Some records
───
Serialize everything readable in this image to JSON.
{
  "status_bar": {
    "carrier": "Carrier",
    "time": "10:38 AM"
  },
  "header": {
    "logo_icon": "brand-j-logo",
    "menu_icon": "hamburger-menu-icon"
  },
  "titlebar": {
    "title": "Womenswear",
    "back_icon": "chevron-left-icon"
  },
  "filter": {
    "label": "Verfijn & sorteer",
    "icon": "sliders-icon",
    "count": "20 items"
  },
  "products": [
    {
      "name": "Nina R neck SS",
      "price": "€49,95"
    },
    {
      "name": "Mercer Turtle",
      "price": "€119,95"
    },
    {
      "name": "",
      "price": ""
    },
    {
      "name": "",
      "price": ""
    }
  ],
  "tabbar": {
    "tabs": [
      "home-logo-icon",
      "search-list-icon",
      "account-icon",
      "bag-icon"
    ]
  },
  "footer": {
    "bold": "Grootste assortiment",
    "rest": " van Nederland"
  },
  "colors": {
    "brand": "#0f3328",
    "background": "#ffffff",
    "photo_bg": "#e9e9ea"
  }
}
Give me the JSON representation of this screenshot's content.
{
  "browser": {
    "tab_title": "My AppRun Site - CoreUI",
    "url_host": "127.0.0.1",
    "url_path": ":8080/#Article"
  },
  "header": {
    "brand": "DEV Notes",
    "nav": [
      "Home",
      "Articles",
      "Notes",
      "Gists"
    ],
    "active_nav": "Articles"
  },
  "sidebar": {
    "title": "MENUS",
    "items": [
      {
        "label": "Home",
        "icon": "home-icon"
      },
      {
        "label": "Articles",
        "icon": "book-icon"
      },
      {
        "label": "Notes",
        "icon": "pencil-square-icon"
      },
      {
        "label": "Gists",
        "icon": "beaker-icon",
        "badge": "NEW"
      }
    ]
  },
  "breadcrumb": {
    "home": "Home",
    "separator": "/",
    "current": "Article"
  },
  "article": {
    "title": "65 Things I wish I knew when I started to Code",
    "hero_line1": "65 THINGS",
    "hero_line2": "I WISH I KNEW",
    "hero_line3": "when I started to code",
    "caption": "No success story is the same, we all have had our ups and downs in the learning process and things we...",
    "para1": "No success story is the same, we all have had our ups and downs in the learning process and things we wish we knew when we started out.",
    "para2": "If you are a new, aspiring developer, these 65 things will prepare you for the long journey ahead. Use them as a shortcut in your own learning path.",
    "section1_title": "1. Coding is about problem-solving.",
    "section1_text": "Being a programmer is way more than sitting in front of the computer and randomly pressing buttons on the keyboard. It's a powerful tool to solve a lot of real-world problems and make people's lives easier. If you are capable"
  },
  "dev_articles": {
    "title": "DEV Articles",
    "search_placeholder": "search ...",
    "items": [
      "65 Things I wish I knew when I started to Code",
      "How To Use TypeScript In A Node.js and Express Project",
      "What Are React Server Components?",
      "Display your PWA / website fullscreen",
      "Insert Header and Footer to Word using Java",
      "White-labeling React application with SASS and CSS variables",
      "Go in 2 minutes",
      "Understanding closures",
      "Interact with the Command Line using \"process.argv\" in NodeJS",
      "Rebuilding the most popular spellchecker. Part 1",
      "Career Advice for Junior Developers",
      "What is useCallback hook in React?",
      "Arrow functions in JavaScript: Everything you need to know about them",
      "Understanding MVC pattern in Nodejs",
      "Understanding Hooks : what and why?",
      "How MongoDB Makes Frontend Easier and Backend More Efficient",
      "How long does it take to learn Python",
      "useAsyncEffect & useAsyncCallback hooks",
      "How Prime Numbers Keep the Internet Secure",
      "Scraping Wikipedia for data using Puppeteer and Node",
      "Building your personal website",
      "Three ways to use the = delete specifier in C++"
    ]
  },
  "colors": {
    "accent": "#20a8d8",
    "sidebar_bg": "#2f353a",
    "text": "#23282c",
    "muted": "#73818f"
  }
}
───
Directions for this task
List the lines of the entries that include "same".

Result of this task
    "caption": "No success story is the same, we all have had our ups and downs in the learning process and things we...",
    "para1": "No success story is the same, we all have had our ups and downs in the learning process and things we wish we knew when we started out.",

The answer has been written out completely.